##### Data for the task
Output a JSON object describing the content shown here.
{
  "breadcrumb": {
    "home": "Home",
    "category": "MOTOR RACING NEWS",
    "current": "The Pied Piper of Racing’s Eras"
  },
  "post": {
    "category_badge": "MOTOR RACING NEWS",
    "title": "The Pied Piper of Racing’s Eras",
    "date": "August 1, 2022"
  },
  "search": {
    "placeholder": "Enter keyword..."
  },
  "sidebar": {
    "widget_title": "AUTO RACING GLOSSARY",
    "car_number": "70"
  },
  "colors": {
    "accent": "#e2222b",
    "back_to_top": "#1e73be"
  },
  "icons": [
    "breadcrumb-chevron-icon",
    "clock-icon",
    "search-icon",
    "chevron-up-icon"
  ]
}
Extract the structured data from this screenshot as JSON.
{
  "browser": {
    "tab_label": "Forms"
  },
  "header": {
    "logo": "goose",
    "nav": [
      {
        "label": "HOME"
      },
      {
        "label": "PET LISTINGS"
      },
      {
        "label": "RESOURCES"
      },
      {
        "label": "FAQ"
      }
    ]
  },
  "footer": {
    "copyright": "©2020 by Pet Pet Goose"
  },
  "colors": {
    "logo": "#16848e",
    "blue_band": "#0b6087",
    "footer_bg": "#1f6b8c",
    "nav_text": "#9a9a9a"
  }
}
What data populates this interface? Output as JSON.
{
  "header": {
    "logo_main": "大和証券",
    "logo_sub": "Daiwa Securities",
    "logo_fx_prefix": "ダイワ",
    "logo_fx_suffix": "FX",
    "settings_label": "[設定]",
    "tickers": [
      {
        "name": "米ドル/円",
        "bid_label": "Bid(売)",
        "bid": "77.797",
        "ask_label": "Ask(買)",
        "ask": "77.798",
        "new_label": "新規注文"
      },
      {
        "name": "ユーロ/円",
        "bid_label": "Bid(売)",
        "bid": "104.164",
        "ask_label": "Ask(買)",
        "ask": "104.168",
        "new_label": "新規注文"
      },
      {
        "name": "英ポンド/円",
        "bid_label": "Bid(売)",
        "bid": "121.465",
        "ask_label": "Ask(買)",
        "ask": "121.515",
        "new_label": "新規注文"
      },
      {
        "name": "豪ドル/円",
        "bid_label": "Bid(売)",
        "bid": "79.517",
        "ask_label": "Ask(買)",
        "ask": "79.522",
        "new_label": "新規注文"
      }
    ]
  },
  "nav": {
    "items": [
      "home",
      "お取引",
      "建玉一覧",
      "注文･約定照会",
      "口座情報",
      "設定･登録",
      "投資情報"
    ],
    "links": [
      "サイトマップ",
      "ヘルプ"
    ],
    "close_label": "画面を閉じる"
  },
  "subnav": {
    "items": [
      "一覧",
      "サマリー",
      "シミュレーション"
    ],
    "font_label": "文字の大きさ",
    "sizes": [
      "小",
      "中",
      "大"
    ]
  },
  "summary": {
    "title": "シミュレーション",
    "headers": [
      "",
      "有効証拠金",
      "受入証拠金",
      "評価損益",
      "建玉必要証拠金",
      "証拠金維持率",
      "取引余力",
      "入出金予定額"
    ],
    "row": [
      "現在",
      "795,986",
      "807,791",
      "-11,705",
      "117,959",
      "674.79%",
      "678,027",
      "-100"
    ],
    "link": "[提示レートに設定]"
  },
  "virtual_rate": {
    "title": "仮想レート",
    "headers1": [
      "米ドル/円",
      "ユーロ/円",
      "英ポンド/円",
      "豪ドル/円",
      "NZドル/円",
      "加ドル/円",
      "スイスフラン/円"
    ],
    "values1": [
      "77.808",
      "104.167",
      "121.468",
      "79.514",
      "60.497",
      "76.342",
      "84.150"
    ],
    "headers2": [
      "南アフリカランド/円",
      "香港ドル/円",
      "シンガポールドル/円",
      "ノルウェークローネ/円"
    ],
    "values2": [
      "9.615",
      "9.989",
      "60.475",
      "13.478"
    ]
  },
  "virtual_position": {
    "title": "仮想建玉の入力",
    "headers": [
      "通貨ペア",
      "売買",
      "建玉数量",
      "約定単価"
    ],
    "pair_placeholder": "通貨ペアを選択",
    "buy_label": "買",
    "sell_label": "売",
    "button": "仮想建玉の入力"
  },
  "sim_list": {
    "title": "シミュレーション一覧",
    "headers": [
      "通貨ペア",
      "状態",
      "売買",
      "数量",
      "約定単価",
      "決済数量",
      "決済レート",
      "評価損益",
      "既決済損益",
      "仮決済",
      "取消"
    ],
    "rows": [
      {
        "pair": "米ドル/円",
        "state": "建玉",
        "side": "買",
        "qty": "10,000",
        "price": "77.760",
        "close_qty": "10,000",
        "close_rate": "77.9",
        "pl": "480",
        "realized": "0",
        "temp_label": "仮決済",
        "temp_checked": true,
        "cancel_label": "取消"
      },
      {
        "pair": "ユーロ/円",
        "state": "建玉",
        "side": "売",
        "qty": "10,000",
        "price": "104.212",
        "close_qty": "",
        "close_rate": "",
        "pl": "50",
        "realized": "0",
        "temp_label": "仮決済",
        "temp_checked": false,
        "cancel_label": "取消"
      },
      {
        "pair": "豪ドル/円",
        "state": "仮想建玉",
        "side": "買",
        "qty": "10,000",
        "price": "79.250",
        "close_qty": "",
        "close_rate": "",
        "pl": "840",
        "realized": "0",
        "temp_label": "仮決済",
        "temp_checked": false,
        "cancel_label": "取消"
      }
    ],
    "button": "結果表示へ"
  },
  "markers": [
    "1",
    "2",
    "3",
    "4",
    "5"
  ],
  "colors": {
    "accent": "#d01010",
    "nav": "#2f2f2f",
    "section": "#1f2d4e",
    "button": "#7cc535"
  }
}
##########
Task:
In the listing, how many lines hold "price"? Answer with a bare number.

Reply to the task:
3